## start Listed records

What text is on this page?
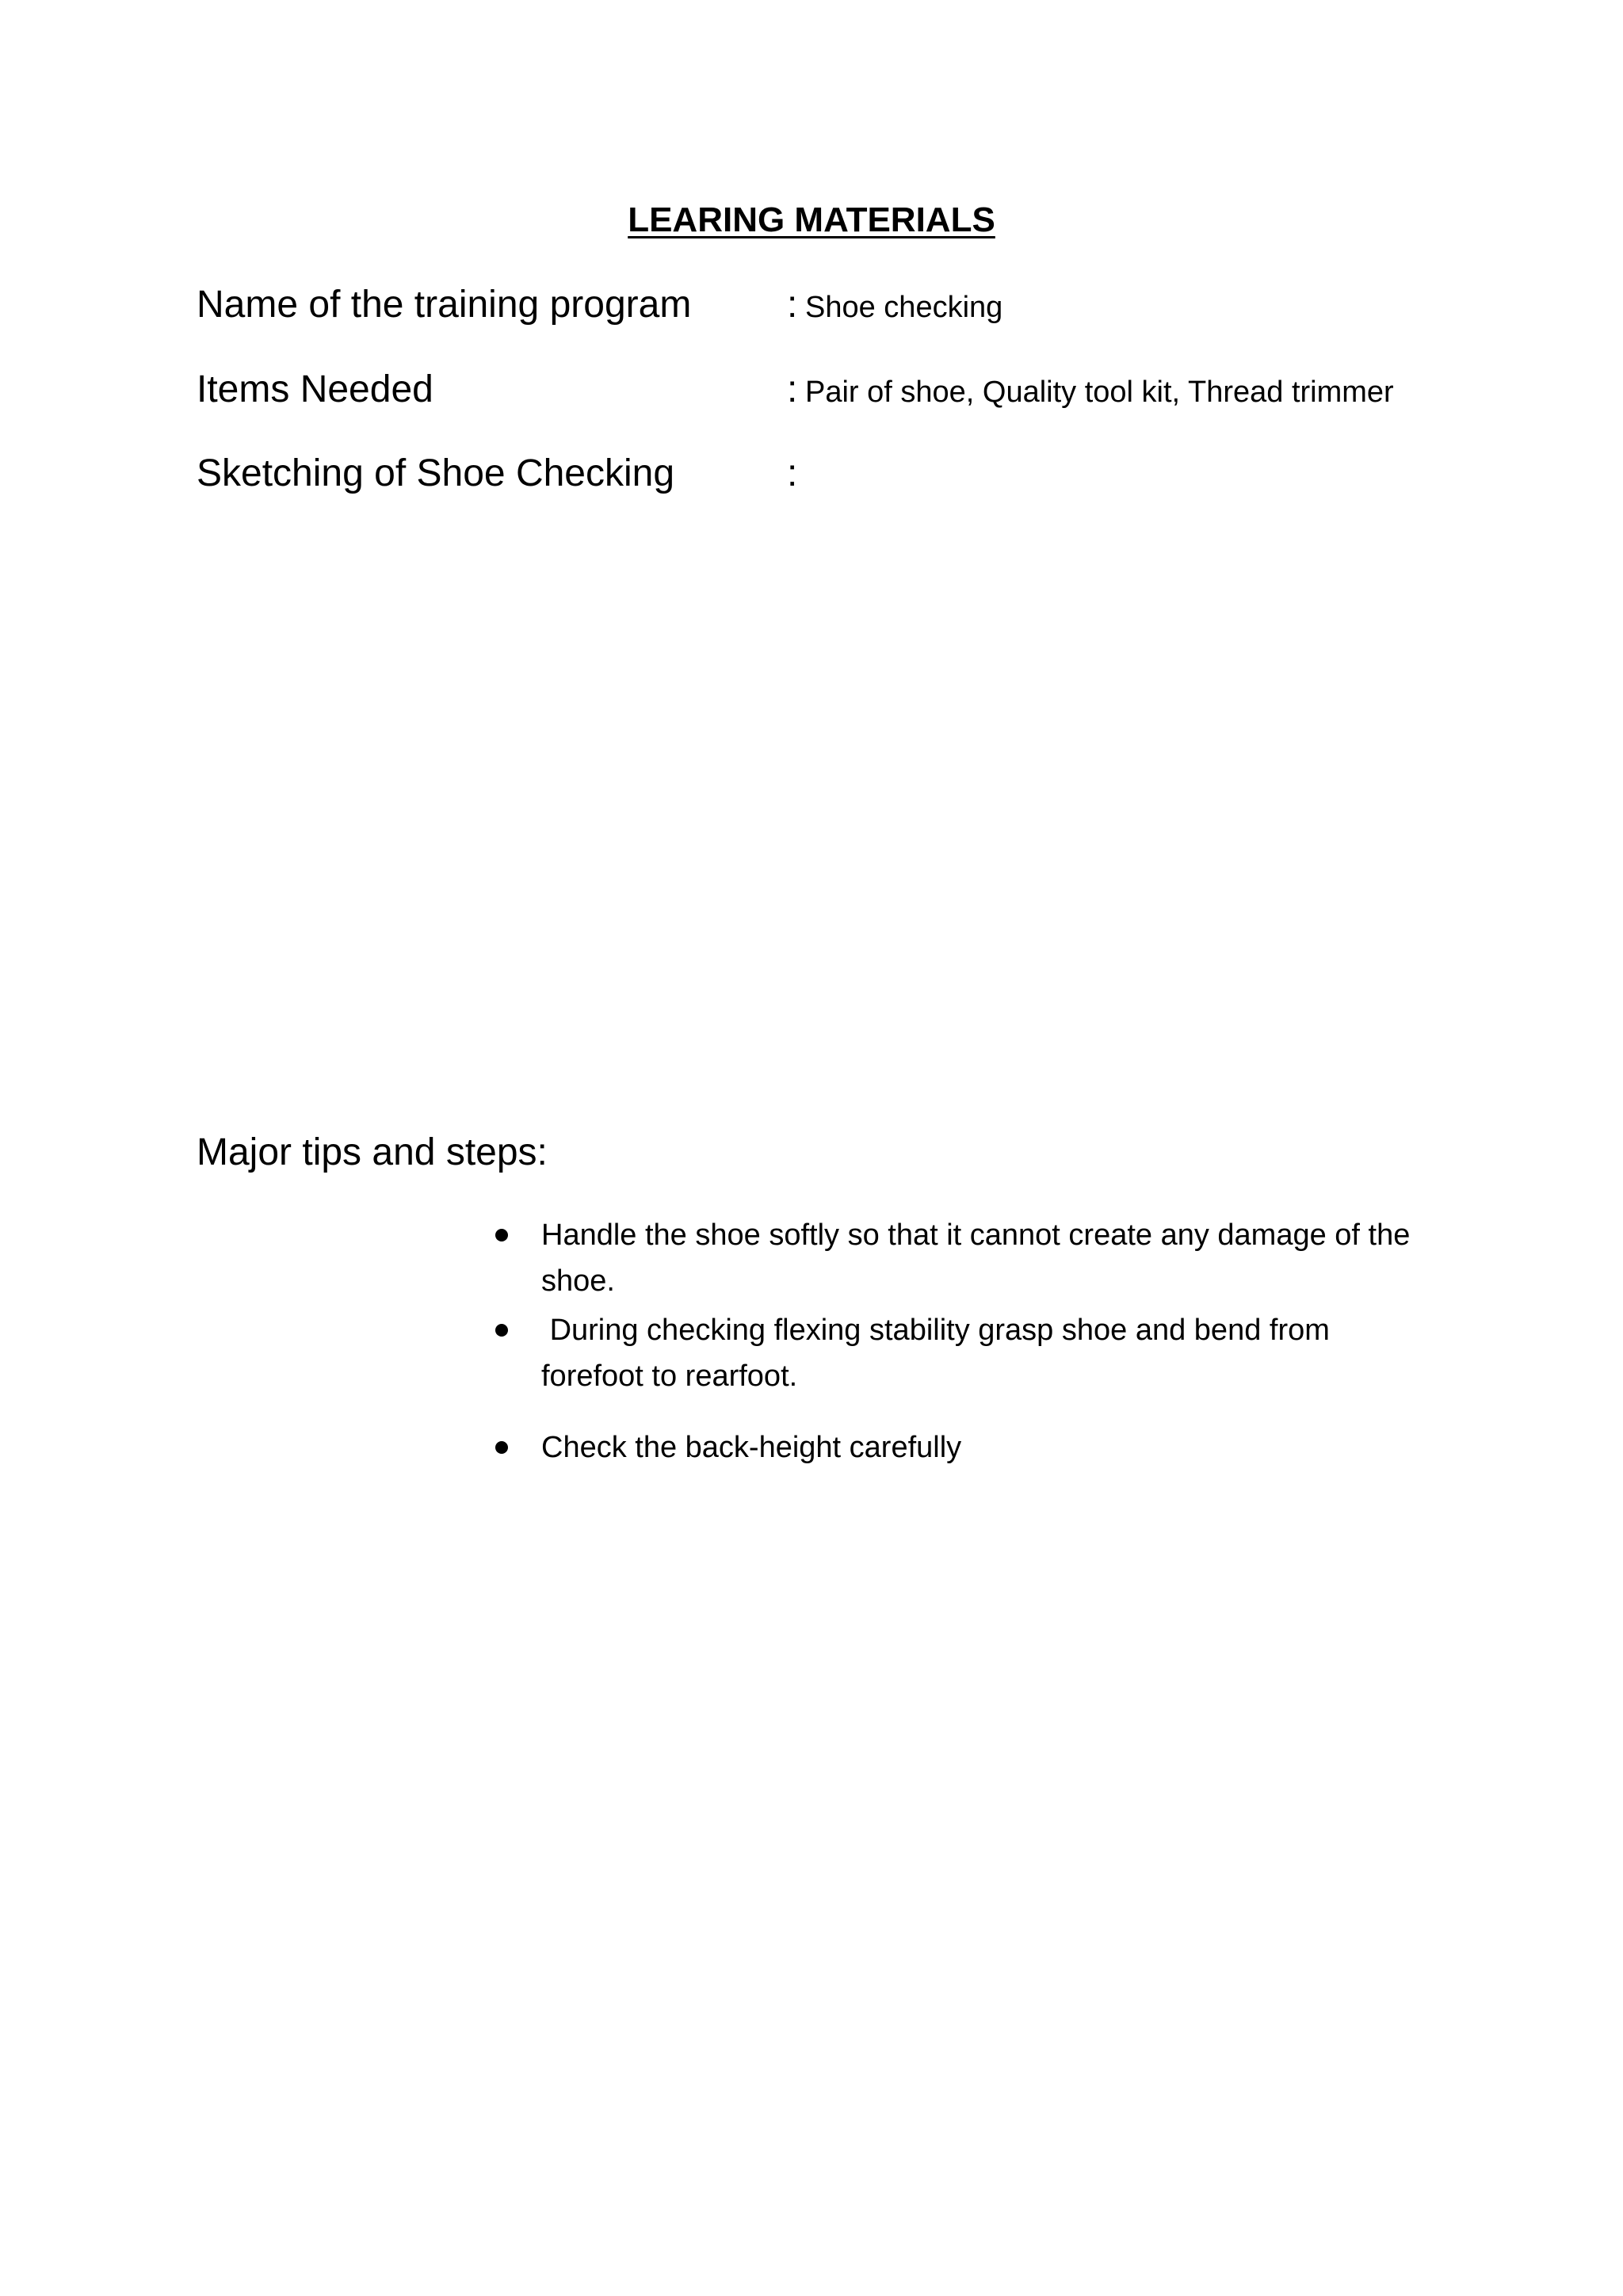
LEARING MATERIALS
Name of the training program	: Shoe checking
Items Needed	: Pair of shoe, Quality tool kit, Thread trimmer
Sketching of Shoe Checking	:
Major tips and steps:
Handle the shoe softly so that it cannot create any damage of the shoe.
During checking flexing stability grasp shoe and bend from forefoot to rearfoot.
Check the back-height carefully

## end Listed records

* _What this task involves_: Copy the listing in full and without alteration, omitting every picture.

* _In response_:
What text is on this page?
LEARING MATERIALS
Name of the training program	: Shoe checking
Items Needed	: Pair of shoe, Quality tool kit, Thread trimmer
Sketching of Shoe Checking	:
Major tips and steps:
Handle the shoe softly so that it cannot create any damage of the shoe.
During checking flexing stability grasp shoe and bend from forefoot to rearfoot.
Check the back-height carefully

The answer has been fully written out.